Direction: Please revise the case header starting at "ACY18 v MINISTER FOR HOME AFFAIRS &" and ending at "the applicant’s case.", putting "power" in place of "jurisdiction".

Text section:
>> BEGIN

Acy18 v Minister for Home Affairs

Case

[2018] FCCA 3057

5 September 2018


FEDERAL CIRCUIT COURT OF AUSTRALIA

ACY18 v MINISTER FOR HOME AFFAIRS & ANOR [2018] FCCA 3057

Catchwords:
MIGRATION – Persecution – review of Immigration Assessment Authority (“IAA”) decision – visa – protection visa – refusal.

ADMINISTRATIVE LAW – Allegation that the applicant was not an unauthorised maritime arrival and so the IAA had no jurisdiction to review the applicant’s case.

Legislation:

Migration and Maritime Powers Legislation Amendment (Resolving the Asylum Legacy Caseload) Act 2014

Migration Act 1958, ss.5, 5AA, 13, 14, 46A, 66, 473BB, 473CA, 474

Plaintiff S157/2002 v Commonwealth (2003) 211 CLR 476
DBD16 v Minister for Immigration & Anor [2018] FCCA 1801
DBB16 v Minister for Immigration & Border Protection & Anor [2018] FCAFC 178
Applicant: ACY18
First Respondent: MINISTER FOR HOME AFFAIRS
Second Respondent: IMMIGRATION ASSESSMENT AUTHORITY
File Number: SYG 87 of 2018
Judgment of: Judge Cameron
Hearing date: 5 September 2018
Date of Last Submission: 5 September 2018
Delivered at: Sydney
Delivered on: 5 September 2018

REPRESENTATION

Solicitors for the Applicant: Mr M. Jones of Parish Patience
Counsel for the First Respondent: Mr G. Johnson
Solicitors for the Respondents: Mills Oakley

THE COURT ORDERS THAT:

  1. A writ of certiorari removing into this Court to be quashed the purported decision of the second respondent made on 15 December 2017.

>> END

Provided records:
>> BEGIN

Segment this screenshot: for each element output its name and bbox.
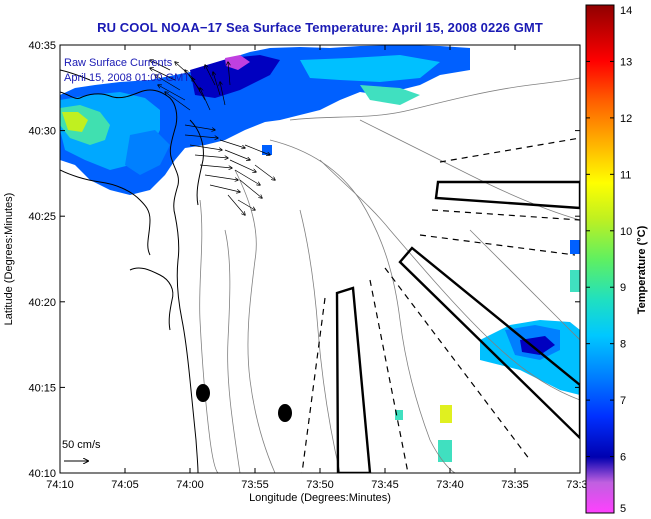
x-tick-label: 73:40	[436, 479, 464, 491]
sst-blob-blue	[125, 130, 170, 175]
y-tick-label: 40:15	[28, 382, 56, 394]
map-title: RU COOL NOAA−17 Sea Surface Temperature:…	[97, 20, 543, 35]
y-tick-label: 40:20	[28, 297, 56, 309]
currents-time: April 15, 2008 01:00 GMT	[64, 72, 190, 84]
y-tick-label: 40:30	[28, 126, 56, 138]
sst-blob-cyan	[300, 55, 440, 82]
sampling-box-south	[335, 286, 372, 473]
colorbar-gradient-bar	[585, 4, 615, 514]
plot-area: Raw Surface Currents April 15, 2008 01:0…	[60, 45, 580, 473]
y-tick-label: 40:25	[28, 211, 56, 223]
colorbar-tick-label: 13	[620, 56, 632, 68]
x-axis-label: Longitude (Degrees:Minutes)	[249, 492, 391, 504]
colorbar-tick-label: 10	[620, 226, 632, 238]
currents-label: Raw Surface Currents	[64, 57, 173, 69]
radial-dashed-lines	[301, 137, 580, 473]
buoy-marker-2	[278, 404, 292, 422]
x-tick-label: 73:50	[306, 479, 334, 491]
colorbar-tick-label: 14	[620, 5, 632, 17]
x-tick-label: 73:55	[241, 479, 269, 491]
sst-blob-offshore-6	[440, 405, 452, 423]
sst-field	[60, 45, 580, 462]
sst-blob-cold	[190, 55, 280, 98]
sst-blob-teal	[360, 85, 420, 105]
bathymetry-contours	[199, 77, 580, 473]
colorbar-tick-label: 9	[620, 282, 626, 294]
sst-blob-offshore-3	[520, 336, 555, 355]
y-tick-label: 40:10	[28, 468, 56, 480]
sst-blob-violet	[225, 55, 250, 70]
sst-blob-offshore-5	[570, 240, 580, 254]
coastline	[60, 69, 204, 473]
buoy-marker-1	[196, 384, 210, 402]
x-axis-ticks: 74:10 74:05 74:00 73:55 73:50 73:45 73:40 73:35…	[46, 45, 594, 491]
colorbar-tick-label: 6	[620, 452, 626, 464]
colorbar-tick-label: 5	[620, 503, 626, 515]
x-tick-label: 73:45	[371, 479, 399, 491]
colorbar-tick-label: 12	[620, 113, 632, 125]
x-tick-label: 74:00	[176, 479, 204, 491]
sampling-box-southeast	[398, 246, 580, 440]
sst-blob-offshore-7	[438, 440, 452, 462]
y-axis-ticks: 40:35 40:30 40:25 40:20 40:15 40:10	[28, 40, 580, 480]
sst-blob-offshore-4	[570, 270, 580, 292]
sampling-boxes	[335, 180, 580, 473]
colorbar-tick-label: 8	[620, 339, 626, 351]
y-axis-label: Latitude (Degrees:Minutes)	[3, 193, 15, 326]
x-tick-label: 74:10	[46, 479, 74, 491]
colorbar-label: Temperature (°C)	[636, 225, 648, 314]
sst-blob-offshore-9	[262, 145, 272, 155]
x-tick-label: 74:05	[111, 479, 139, 491]
scale-label: 50 cm/s	[62, 439, 101, 451]
x-tick-label: 73:35	[501, 479, 529, 491]
sampling-box-east	[434, 180, 580, 210]
colorbar-tick-label: 7	[620, 395, 626, 407]
sst-blob-offshore-8	[395, 410, 403, 420]
current-vectors	[150, 60, 275, 215]
colorbar-tick-label: 11	[620, 169, 631, 181]
sst-blob-warm-2	[62, 112, 88, 132]
colorbar: 14 13 12 11 10 9 8 7 6 5 Temperature (°C)	[585, 4, 648, 515]
y-tick-label: 40:35	[28, 40, 56, 52]
colorbar-ticks: 14 13 12 11 10 9 8 7 6 5	[586, 4, 632, 515]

>> END

Task response:
ACY18 v MINISTER FOR HOME AFFAIRS & ANOR [2018] FCCA 3057

Catchwords:
MIGRATION – Persecution – review of Immigration Assessment Authority (“IAA”) decision – visa – protection visa – refusal.

ADMINISTRATIVE LAW – Allegation that the applicant was not an unauthorised maritime arrival and so the IAA had no power to review the applicant’s case.